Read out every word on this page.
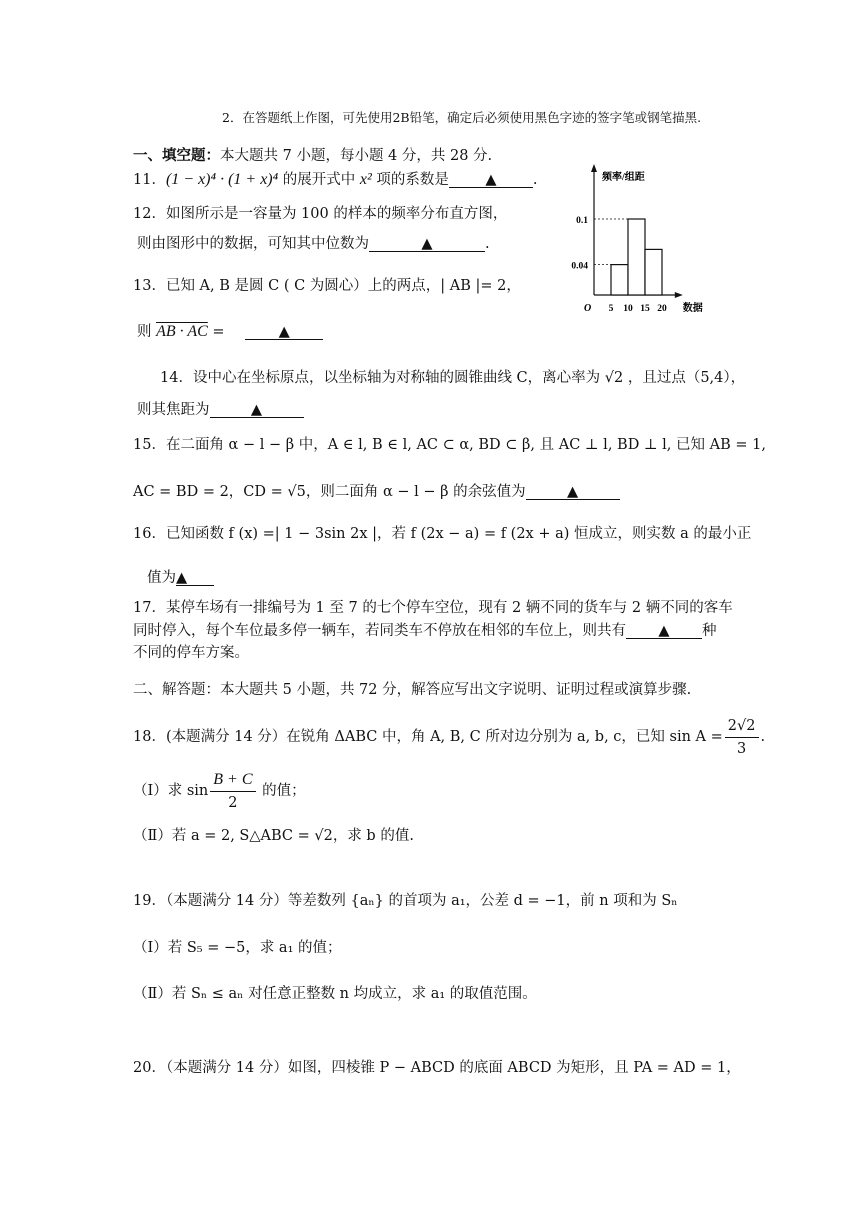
2．在答题纸上作图，可先使用2B铅笔，确定后必须使用黑色字迹的签字笔或钢笔描黑.
一、填空题：本大题共 7 小题，每小题 4 分，共 28 分.
11．(1 − x)⁴ · (1 + x)⁴ 的展开式中 x² 项的系数是	▲	.
12．如图所示是一容量为 100 的样本的频率分布直方图，
则由图形中的数据，可知其中位数为	▲	.
13．已知 A, B 是圆 C ( C 为圆心）上的两点，| AB |= 2，
则 AB · AC =	▲
14．设中心在坐标原点，以坐标轴为对称轴的圆锥曲线 C，离心率为 √2 ，且过点（5,4），
则其焦距为	▲
15．在二面角 α − l − β 中，A ∈ l, B ∈ l, AC ⊂ α, BD ⊂ β, 且 AC ⊥ l, BD ⊥ l, 已知 AB = 1,
AC = BD = 2，CD = √5，则二面角 α − l − β 的余弦值为	▲
16．已知函数 f (x) =| 1 − 3sin 2x |，若 f (2x − a) = f (2x + a) 恒成立，则实数 a 的最小正
值为▲
17．某停车场有一排编号为 1 至 7 的七个停车空位，现有 2 辆不同的货车与 2 辆不同的客车
同时停入，每个车位最多停一辆车，若同类车不停放在相邻的车位上，则共有 ▲ 种
不同的停车方案。
二、解答题：本大题共 5 小题，共 72 分，解答应写出文字说明、证明过程或演算步骤.
18．(本题满分 14 分）在锐角 ΔABC 中，角 A, B, C 所对边分别为 a, b, c，已知 $\sin A = \frac{2√2}{3}$ .
（Ⅰ）求 $\sin \frac{B + C}{2}$ 的值；
（Ⅱ）若 a = 2, S△ABC = √2，求 b 的值.
19．（本题满分 14 分）等差数列 {aₙ} 的首项为 a₁，公差 d = −1，前 n 项和为 Sₙ
（Ⅰ）若 S₅ = −5，求 a₁ 的值；
（Ⅱ）若 Sₙ ≤ aₙ 对任意正整数 n 均成立，求 a₁ 的取值范围。
20．（本题满分 14 分）如图，四棱锥 P − ABCD 的底面 ABCD 为矩形，且 PA = AD = 1，
频率/组距
数据
O
0.04
0.1
5 10 15 20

#####

TASK OBJECTIVE: Above are entries; state the number of lines among them that contain "本大题共", and nothing else.

FINISHED EXERCISE: 2